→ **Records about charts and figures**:

------------------------------------------------------------------------

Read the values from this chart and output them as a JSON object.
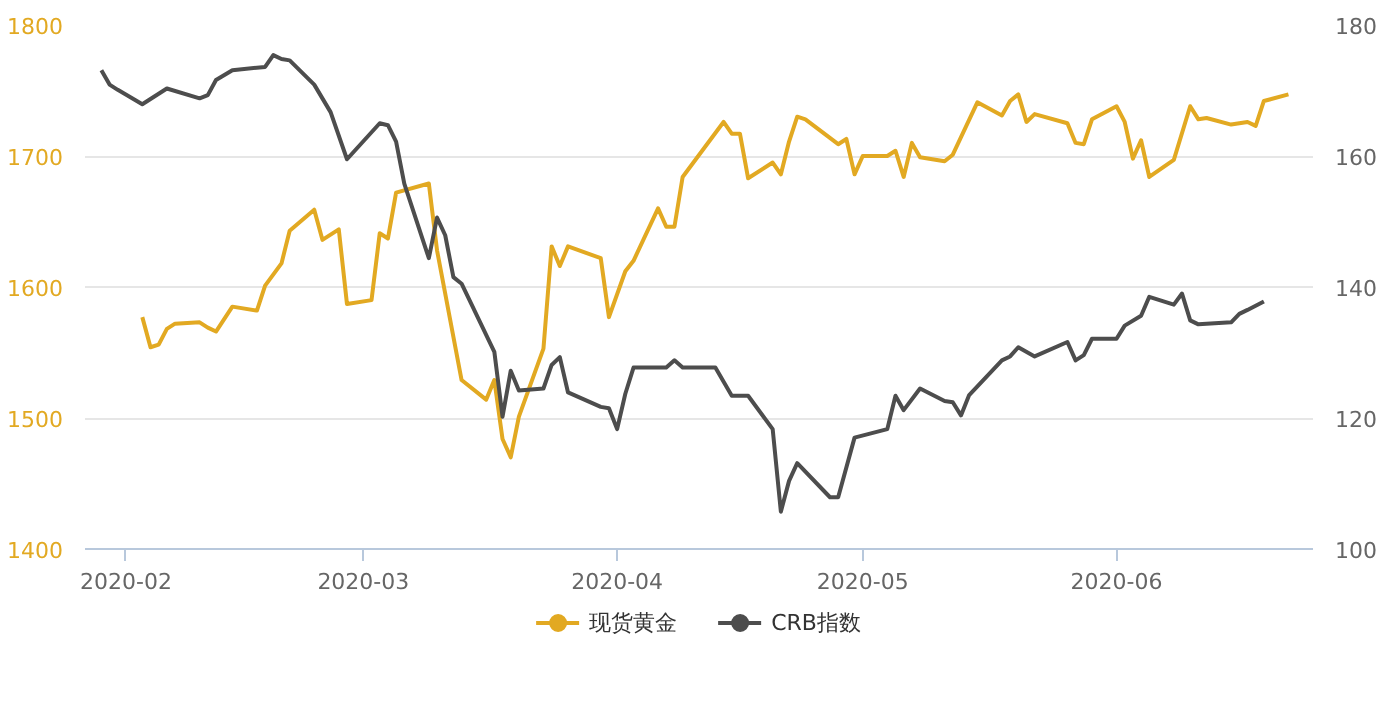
{
  "chart_data": {
    "type": "line",
    "xlim": [
      "2020-01-27",
      "2020-06-25"
    ],
    "xticks": [
      "2020-02",
      "2020-03",
      "2020-04",
      "2020-05",
      "2020-06"
    ],
    "ylim": [
      1400,
      1800
    ],
    "yticks": [
      1400,
      1500,
      1600,
      1700,
      1800
    ],
    "y2lim": [
      100,
      180
    ],
    "y2ticks": [
      100,
      120,
      140,
      160,
      180
    ],
    "grid": "y",
    "legend": "bottom",
    "series": [
      {
        "name": "现货黄金",
        "color": "#e2a922",
        "x": [
          "2020-02-03",
          "2020-02-04",
          "2020-02-05",
          "2020-02-06",
          "2020-02-07",
          "2020-02-10",
          "2020-02-11",
          "2020-02-12",
          "2020-02-14",
          "2020-02-17",
          "2020-02-18",
          "2020-02-20",
          "2020-02-21",
          "2020-02-24",
          "2020-02-25",
          "2020-02-27",
          "2020-02-28",
          "2020-03-02",
          "2020-03-03",
          "2020-03-04",
          "2020-03-05",
          "2020-03-09",
          "2020-03-10",
          "2020-03-13",
          "2020-03-16",
          "2020-03-17",
          "2020-03-18",
          "2020-03-19",
          "2020-03-20",
          "2020-03-23",
          "2020-03-24",
          "2020-03-25",
          "2020-03-26",
          "2020-03-30",
          "2020-03-31",
          "2020-04-02",
          "2020-04-03",
          "2020-04-06",
          "2020-04-07",
          "2020-04-08",
          "2020-04-09",
          "2020-04-14",
          "2020-04-15",
          "2020-04-16",
          "2020-04-17",
          "2020-04-20",
          "2020-04-21",
          "2020-04-22",
          "2020-04-23",
          "2020-04-24",
          "2020-04-28",
          "2020-04-29",
          "2020-04-30",
          "2020-05-01",
          "2020-05-04",
          "2020-05-05",
          "2020-05-06",
          "2020-05-07",
          "2020-05-08",
          "2020-05-11",
          "2020-05-12",
          "2020-05-15",
          "2020-05-18",
          "2020-05-19",
          "2020-05-20",
          "2020-05-21",
          "2020-05-22",
          "2020-05-26",
          "2020-05-27",
          "2020-05-28",
          "2020-05-29",
          "2020-06-01",
          "2020-06-02",
          "2020-06-03",
          "2020-06-04",
          "2020-06-05",
          "2020-06-08",
          "2020-06-10",
          "2020-06-11",
          "2020-06-12",
          "2020-06-15",
          "2020-06-17",
          "2020-06-18",
          "2020-06-19",
          "2020-06-22"
        ],
        "values": [
          1577,
          1554,
          1556,
          1568,
          1572,
          1573,
          1569,
          1566,
          1585,
          1582,
          1601,
          1618,
          1643,
          1659,
          1636,
          1644,
          1587,
          1590,
          1641,
          1637,
          1672,
          1679,
          1628,
          1529,
          1514,
          1529,
          1484,
          1470,
          1501,
          1553,
          1631,
          1616,
          1631,
          1622,
          1577,
          1612,
          1620,
          1660,
          1646,
          1646,
          1684,
          1726,
          1717,
          1717,
          1683,
          1695,
          1686,
          1711,
          1730,
          1728,
          1709,
          1713,
          1686,
          1700,
          1700,
          1704,
          1684,
          1710,
          1699,
          1696,
          1701,
          1741,
          1731,
          1742,
          1747,
          1726,
          1732,
          1725,
          1710,
          1709,
          1728,
          1738,
          1726,
          1698,
          1712,
          1684,
          1697,
          1738,
          1728,
          1729,
          1724,
          1726,
          1723,
          1742,
          1747
        ]
      },
      {
        "name": "CRB指数",
        "color": "#4d4d4d",
        "axis": "y2",
        "x": [
          "2020-01-29",
          "2020-01-30",
          "2020-01-31",
          "2020-02-03",
          "2020-02-06",
          "2020-02-10",
          "2020-02-11",
          "2020-02-12",
          "2020-02-14",
          "2020-02-18",
          "2020-02-19",
          "2020-02-20",
          "2020-02-21",
          "2020-02-24",
          "2020-02-26",
          "2020-02-28",
          "2020-03-03",
          "2020-03-04",
          "2020-03-05",
          "2020-03-06",
          "2020-03-09",
          "2020-03-10",
          "2020-03-11",
          "2020-03-12",
          "2020-03-13",
          "2020-03-17",
          "2020-03-18",
          "2020-03-19",
          "2020-03-20",
          "2020-03-23",
          "2020-03-24",
          "2020-03-25",
          "2020-03-26",
          "2020-03-30",
          "2020-03-31",
          "2020-04-01",
          "2020-04-02",
          "2020-04-03",
          "2020-04-07",
          "2020-04-08",
          "2020-04-09",
          "2020-04-13",
          "2020-04-15",
          "2020-04-17",
          "2020-04-20",
          "2020-04-21",
          "2020-04-22",
          "2020-04-23",
          "2020-04-27",
          "2020-04-28",
          "2020-04-30",
          "2020-05-04",
          "2020-05-05",
          "2020-05-06",
          "2020-05-08",
          "2020-05-11",
          "2020-05-12",
          "2020-05-13",
          "2020-05-14",
          "2020-05-18",
          "2020-05-19",
          "2020-05-20",
          "2020-05-22",
          "2020-05-26",
          "2020-05-27",
          "2020-05-28",
          "2020-05-29",
          "2020-06-01",
          "2020-06-02",
          "2020-06-04",
          "2020-06-05",
          "2020-06-08",
          "2020-06-09",
          "2020-06-10",
          "2020-06-11",
          "2020-06-15",
          "2020-06-16",
          "2020-06-17",
          "2020-06-19"
        ],
        "values": [
          173.1,
          170.9,
          170.1,
          167.9,
          170.3,
          168.8,
          169.3,
          171.6,
          173.1,
          173.6,
          175.4,
          174.8,
          174.6,
          170.9,
          166.7,
          159.5,
          165.0,
          164.7,
          162.2,
          155.8,
          144.4,
          150.6,
          147.9,
          141.5,
          140.5,
          130.1,
          120.2,
          127.2,
          124.2,
          124.5,
          128.1,
          129.3,
          123.9,
          121.7,
          121.5,
          118.3,
          123.7,
          127.7,
          127.7,
          128.8,
          127.7,
          127.7,
          123.4,
          123.4,
          118.3,
          105.7,
          110.4,
          113.1,
          107.9,
          107.9,
          117.0,
          118.3,
          123.4,
          121.2,
          124.5,
          122.6,
          122.4,
          120.4,
          123.5,
          128.8,
          129.4,
          130.8,
          129.4,
          131.6,
          128.8,
          129.6,
          132.1,
          132.1,
          134.1,
          135.6,
          138.5,
          137.3,
          139.0,
          134.9,
          134.3,
          134.6,
          135.9,
          136.5,
          137.8
        ]
      }
    ]
  }
}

------------------------------------------------------------------------

→ **EXERCISE BRIEF**:
Print the records word for word and exclude any picture they hold.

→ **ANSWER TO THE TASK**:
Read the values from this chart and output them as a JSON object.
{
  "chart_data": {
    "type": "line",
    "xlim": [
      "2020-01-27",
      "2020-06-25"
    ],
    "xticks": [
      "2020-02",
      "2020-03",
      "2020-04",
      "2020-05",
      "2020-06"
    ],
    "ylim": [
      1400,
      1800
    ],
    "yticks": [
      1400,
      1500,
      1600,
      1700,
      1800
    ],
    "y2lim": [
      100,
      180
    ],
    "y2ticks": [
      100,
      120,
      140,
      160,
      180
    ],
    "grid": "y",
    "legend": "bottom",
    "series": [
      {
        "name": "现货黄金",
        "color": "#e2a922",
        "x": [
          "2020-02-03",
          "2020-02-04",
          "2020-02-05",
          "2020-02-06",
          "2020-02-07",
          "2020-02-10",
          "2020-02-11",
          "2020-02-12",
          "2020-02-14",
          "2020-02-17",
          "2020-02-18",
          "2020-02-20",
          "2020-02-21",
          "2020-02-24",
          "2020-02-25",
          "2020-02-27",
          "2020-02-28",
          "2020-03-02",
          "2020-03-03",
          "2020-03-04",
          "2020-03-05",
          "2020-03-09",
          "2020-03-10",
          "2020-03-13",
          "2020-03-16",
          "2020-03-17",
          "2020-03-18",
          "2020-03-19",
          "2020-03-20",
          "2020-03-23",
          "2020-03-24",
          "2020-03-25",
          "2020-03-26",
          "2020-03-30",
          "2020-03-31",
          "2020-04-02",
          "2020-04-03",
          "2020-04-06",
          "2020-04-07",
          "2020-04-08",
          "2020-04-09",
          "2020-04-14",
          "2020-04-15",
          "2020-04-16",
          "2020-04-17",
          "2020-04-20",
          "2020-04-21",
          "2020-04-22",
          "2020-04-23",
          "2020-04-24",
          "2020-04-28",
          "2020-04-29",
          "2020-04-30",
          "2020-05-01",
          "2020-05-04",
          "2020-05-05",
          "2020-05-06",
          "2020-05-07",
          "2020-05-08",
          "2020-05-11",
          "2020-05-12",
          "2020-05-15",
          "2020-05-18",
          "2020-05-19",
          "2020-05-20",
          "2020-05-21",
          "2020-05-22",
          "2020-05-26",
          "2020-05-27",
          "2020-05-28",
          "2020-05-29",
          "2020-06-01",
          "2020-06-02",
          "2020-06-03",
          "2020-06-04",
          "2020-06-05",
          "2020-06-08",
          "2020-06-10",
          "2020-06-11",
          "2020-06-12",
          "2020-06-15",
          "2020-06-17",
          "2020-06-18",
          "2020-06-19",
          "2020-06-22"
        ],
        "values": [
          1577,
          1554,
          1556,
          1568,
          1572,
          1573,
          1569,
          1566,
          1585,
          1582,
          1601,
          1618,
          1643,
          1659,
          1636,
          1644,
          1587,
          1590,
          1641,
          1637,
          1672,
          1679,
          1628,
          1529,
          1514,
          1529,
          1484,
          1470,
          1501,
          1553,
          1631,
          1616,
          1631,
          1622,
          1577,
          1612,
          1620,
          1660,
          1646,
          1646,
          1684,
          1726,
          1717,
          1717,
          1683,
          1695,
          1686,
          1711,
          1730,
          1728,
          1709,
          1713,
          1686,
          1700,
          1700,
          1704,
          1684,
          1710,
          1699,
          1696,
          1701,
          1741,
          1731,
          1742,
          1747,
          1726,
          1732,
          1725,
          1710,
          1709,
          1728,
          1738,
          1726,
          1698,
          1712,
          1684,
          1697,
          1738,
          1728,
          1729,
          1724,
          1726,
          1723,
          1742,
          1747
        ]
      },
      {
        "name": "CRB指数",
        "color": "#4d4d4d",
        "axis": "y2",
        "x": [
          "2020-01-29",
          "2020-01-30",
          "2020-01-31",
          "2020-02-03",
          "2020-02-06",
          "2020-02-10",
          "2020-02-11",
          "2020-02-12",
          "2020-02-14",
          "2020-02-18",
          "2020-02-19",
          "2020-02-20",
          "2020-02-21",
          "2020-02-24",
          "2020-02-26",
          "2020-02-28",
          "2020-03-03",
          "2020-03-04",
          "2020-03-05",
          "2020-03-06",
          "2020-03-09",
          "2020-03-10",
          "2020-03-11",
          "2020-03-12",
          "2020-03-13",
          "2020-03-17",
          "2020-03-18",
          "2020-03-19",
          "2020-03-20",
          "2020-03-23",
          "2020-03-24",
          "2020-03-25",
          "2020-03-26",
          "2020-03-30",
          "2020-03-31",
          "2020-04-01",
          "2020-04-02",
          "2020-04-03",
          "2020-04-07",
          "2020-04-08",
          "2020-04-09",
          "2020-04-13",
          "2020-04-15",
          "2020-04-17",
          "2020-04-20",
          "2020-04-21",
          "2020-04-22",
          "2020-04-23",
          "2020-04-27",
          "2020-04-28",
          "2020-04-30",
          "2020-05-04",
          "2020-05-05",
          "2020-05-06",
          "2020-05-08",
          "2020-05-11",
          "2020-05-12",
          "2020-05-13",
          "2020-05-14",
          "2020-05-18",
          "2020-05-19",
          "2020-05-20",
          "2020-05-22",
          "2020-05-26",
          "2020-05-27",
          "2020-05-28",
          "2020-05-29",
          "2020-06-01",
          "2020-06-02",
          "2020-06-04",
          "2020-06-05",
          "2020-06-08",
          "2020-06-09",
          "2020-06-10",
          "2020-06-11",
          "2020-06-15",
          "2020-06-16",
          "2020-06-17",
          "2020-06-19"
        ],
        "values": [
          173.1,
          170.9,
          170.1,
          167.9,
          170.3,
          168.8,
          169.3,
          171.6,
          173.1,
          173.6,
          175.4,
          174.8,
          174.6,
          170.9,
          166.7,
          159.5,
          165.0,
          164.7,
          162.2,
          155.8,
          144.4,
          150.6,
          147.9,
          141.5,
          140.5,
          130.1,
          120.2,
          127.2,
          124.2,
          124.5,
          128.1,
          129.3,
          123.9,
          121.7,
          121.5,
          118.3,
          123.7,
          127.7,
          127.7,
          128.8,
          127.7,
          127.7,
          123.4,
          123.4,
          118.3,
          105.7,
          110.4,
          113.1,
          107.9,
          107.9,
          117.0,
          118.3,
          123.4,
          121.2,
          124.5,
          122.6,
          122.4,
          120.4,
          123.5,
          128.8,
          129.4,
          130.8,
          129.4,
          131.6,
          128.8,
          129.6,
          132.1,
          132.1,
          134.1,
          135.6,
          138.5,
          137.3,
          139.0,
          134.9,
          134.3,
          134.6,
          135.9,
          136.5,
          137.8
        ]
      }
    ]
  }
}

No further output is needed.